Collected data entries
* Begin *

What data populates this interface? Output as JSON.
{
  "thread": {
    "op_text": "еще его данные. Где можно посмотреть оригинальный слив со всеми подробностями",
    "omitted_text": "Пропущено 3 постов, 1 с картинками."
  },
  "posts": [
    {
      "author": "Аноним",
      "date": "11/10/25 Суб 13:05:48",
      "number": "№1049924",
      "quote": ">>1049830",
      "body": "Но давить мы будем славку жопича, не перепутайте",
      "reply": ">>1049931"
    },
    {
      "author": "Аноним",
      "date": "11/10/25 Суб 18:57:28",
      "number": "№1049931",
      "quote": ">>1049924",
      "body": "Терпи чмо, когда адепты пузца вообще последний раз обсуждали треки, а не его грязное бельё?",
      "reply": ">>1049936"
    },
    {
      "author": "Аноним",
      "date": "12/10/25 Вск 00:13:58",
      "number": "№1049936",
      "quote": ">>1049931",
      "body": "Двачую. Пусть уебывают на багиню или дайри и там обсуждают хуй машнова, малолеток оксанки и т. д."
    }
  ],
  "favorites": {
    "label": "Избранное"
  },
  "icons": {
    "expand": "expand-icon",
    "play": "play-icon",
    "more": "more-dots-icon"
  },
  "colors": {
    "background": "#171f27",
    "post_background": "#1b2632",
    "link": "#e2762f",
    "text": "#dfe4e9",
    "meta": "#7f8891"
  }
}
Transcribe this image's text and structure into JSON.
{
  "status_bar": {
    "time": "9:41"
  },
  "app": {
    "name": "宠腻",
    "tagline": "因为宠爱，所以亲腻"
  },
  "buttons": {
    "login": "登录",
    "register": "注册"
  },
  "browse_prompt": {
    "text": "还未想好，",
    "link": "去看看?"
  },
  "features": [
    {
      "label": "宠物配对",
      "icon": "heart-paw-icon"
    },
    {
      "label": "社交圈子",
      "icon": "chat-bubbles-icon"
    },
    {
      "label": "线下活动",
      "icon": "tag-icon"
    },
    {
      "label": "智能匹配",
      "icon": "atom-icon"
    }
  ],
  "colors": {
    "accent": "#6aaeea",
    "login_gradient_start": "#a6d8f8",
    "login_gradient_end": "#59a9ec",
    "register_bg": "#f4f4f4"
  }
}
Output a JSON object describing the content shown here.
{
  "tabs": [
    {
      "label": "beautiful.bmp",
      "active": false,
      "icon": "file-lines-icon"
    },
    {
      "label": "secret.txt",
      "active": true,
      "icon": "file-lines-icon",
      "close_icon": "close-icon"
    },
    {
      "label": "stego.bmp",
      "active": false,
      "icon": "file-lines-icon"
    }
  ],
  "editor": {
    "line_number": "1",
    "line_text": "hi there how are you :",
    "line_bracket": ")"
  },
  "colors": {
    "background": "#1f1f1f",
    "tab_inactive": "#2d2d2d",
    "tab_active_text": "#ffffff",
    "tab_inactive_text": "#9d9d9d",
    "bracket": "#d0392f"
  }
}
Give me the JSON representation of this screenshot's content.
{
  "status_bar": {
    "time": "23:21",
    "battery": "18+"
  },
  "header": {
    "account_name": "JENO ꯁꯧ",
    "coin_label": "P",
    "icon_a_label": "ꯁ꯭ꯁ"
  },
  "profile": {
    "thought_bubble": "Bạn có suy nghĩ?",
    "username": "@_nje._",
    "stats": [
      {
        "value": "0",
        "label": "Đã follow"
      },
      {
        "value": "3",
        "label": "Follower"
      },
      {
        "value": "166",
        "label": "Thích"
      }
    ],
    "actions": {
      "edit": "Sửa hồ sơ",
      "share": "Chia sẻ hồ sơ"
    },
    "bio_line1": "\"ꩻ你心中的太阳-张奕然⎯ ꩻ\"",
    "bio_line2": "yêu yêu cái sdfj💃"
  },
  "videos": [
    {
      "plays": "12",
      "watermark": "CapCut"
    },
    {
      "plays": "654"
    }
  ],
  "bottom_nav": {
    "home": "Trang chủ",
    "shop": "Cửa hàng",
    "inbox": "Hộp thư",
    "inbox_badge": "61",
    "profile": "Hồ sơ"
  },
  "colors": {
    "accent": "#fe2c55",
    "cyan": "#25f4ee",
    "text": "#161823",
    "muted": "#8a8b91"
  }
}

* End *

REQUEST:
Recopy the entries above exactly, with every line included.

EXPECTED OUTPUT:
What data populates this interface? Output as JSON.
{
  "thread": {
    "op_text": "еще его данные. Где можно посмотреть оригинальный слив со всеми подробностями",
    "omitted_text": "Пропущено 3 постов, 1 с картинками."
  },
  "posts": [
    {
      "author": "Аноним",
      "date": "11/10/25 Суб 13:05:48",
      "number": "№1049924",
      "quote": ">>1049830",
      "body": "Но давить мы будем славку жопича, не перепутайте",
      "reply": ">>1049931"
    },
    {
      "author": "Аноним",
      "date": "11/10/25 Суб 18:57:28",
      "number": "№1049931",
      "quote": ">>1049924",
      "body": "Терпи чмо, когда адепты пузца вообще последний раз обсуждали треки, а не его грязное бельё?",
      "reply": ">>1049936"
    },
    {
      "author": "Аноним",
      "date": "12/10/25 Вск 00:13:58",
      "number": "№1049936",
      "quote": ">>1049931",
      "body": "Двачую. Пусть уебывают на багиню или дайри и там обсуждают хуй машнова, малолеток оксанки и т. д."
    }
  ],
  "favorites": {
    "label": "Избранное"
  },
  "icons": {
    "expand": "expand-icon",
    "play": "play-icon",
    "more": "more-dots-icon"
  },
  "colors": {
    "background": "#171f27",
    "post_background": "#1b2632",
    "link": "#e2762f",
    "text": "#dfe4e9",
    "meta": "#7f8891"
  }
}
Transcribe this image's text and structure into JSON.
{
  "status_bar": {
    "time": "9:41"
  },
  "app": {
    "name": "宠腻",
    "tagline": "因为宠爱，所以亲腻"
  },
  "buttons": {
    "login": "登录",
    "register": "注册"
  },
  "browse_prompt": {
    "text": "还未想好，",
    "link": "去看看?"
  },
  "features": [
    {
      "label": "宠物配对",
      "icon": "heart-paw-icon"
    },
    {
      "label": "社交圈子",
      "icon": "chat-bubbles-icon"
    },
    {
      "label": "线下活动",
      "icon": "tag-icon"
    },
    {
      "label": "智能匹配",
      "icon": "atom-icon"
    }
  ],
  "colors": {
    "accent": "#6aaeea",
    "login_gradient_start": "#a6d8f8",
    "login_gradient_end": "#59a9ec",
    "register_bg": "#f4f4f4"
  }
}
Output a JSON object describing the content shown here.
{
  "tabs": [
    {
      "label": "beautiful.bmp",
      "active": false,
      "icon": "file-lines-icon"
    },
    {
      "label": "secret.txt",
      "active": true,
      "icon": "file-lines-icon",
      "close_icon": "close-icon"
    },
    {
      "label": "stego.bmp",
      "active": false,
      "icon": "file-lines-icon"
    }
  ],
  "editor": {
    "line_number": "1",
    "line_text": "hi there how are you :",
    "line_bracket": ")"
  },
  "colors": {
    "background": "#1f1f1f",
    "tab_inactive": "#2d2d2d",
    "tab_active_text": "#ffffff",
    "tab_inactive_text": "#9d9d9d",
    "bracket": "#d0392f"
  }
}
Give me the JSON representation of this screenshot's content.
{
  "status_bar": {
    "time": "23:21",
    "battery": "18+"
  },
  "header": {
    "account_name": "JENO ꯁꯧ",
    "coin_label": "P",
    "icon_a_label": "ꯁ꯭ꯁ"
  },
  "profile": {
    "thought_bubble": "Bạn có suy nghĩ?",
    "username": "@_nje._",
    "stats": [
      {
        "value": "0",
        "label": "Đã follow"
      },
      {
        "value": "3",
        "label": "Follower"
      },
      {
        "value": "166",
        "label": "Thích"
      }
    ],
    "actions": {
      "edit": "Sửa hồ sơ",
      "share": "Chia sẻ hồ sơ"
    },
    "bio_line1": "\"ꩻ你心中的太阳-张奕然⎯ ꩻ\"",
    "bio_line2": "yêu yêu cái sdfj💃"
  },
  "videos": [
    {
      "plays": "12",
      "watermark": "CapCut"
    },
    {
      "plays": "654"
    }
  ],
  "bottom_nav": {
    "home": "Trang chủ",
    "shop": "Cửa hàng",
    "inbox": "Hộp thư",
    "inbox_badge": "61",
    "profile": "Hồ sơ"
  },
  "colors": {
    "accent": "#fe2c55",
    "cyan": "#25f4ee",
    "text": "#161823",
    "muted": "#8a8b91"
  }
}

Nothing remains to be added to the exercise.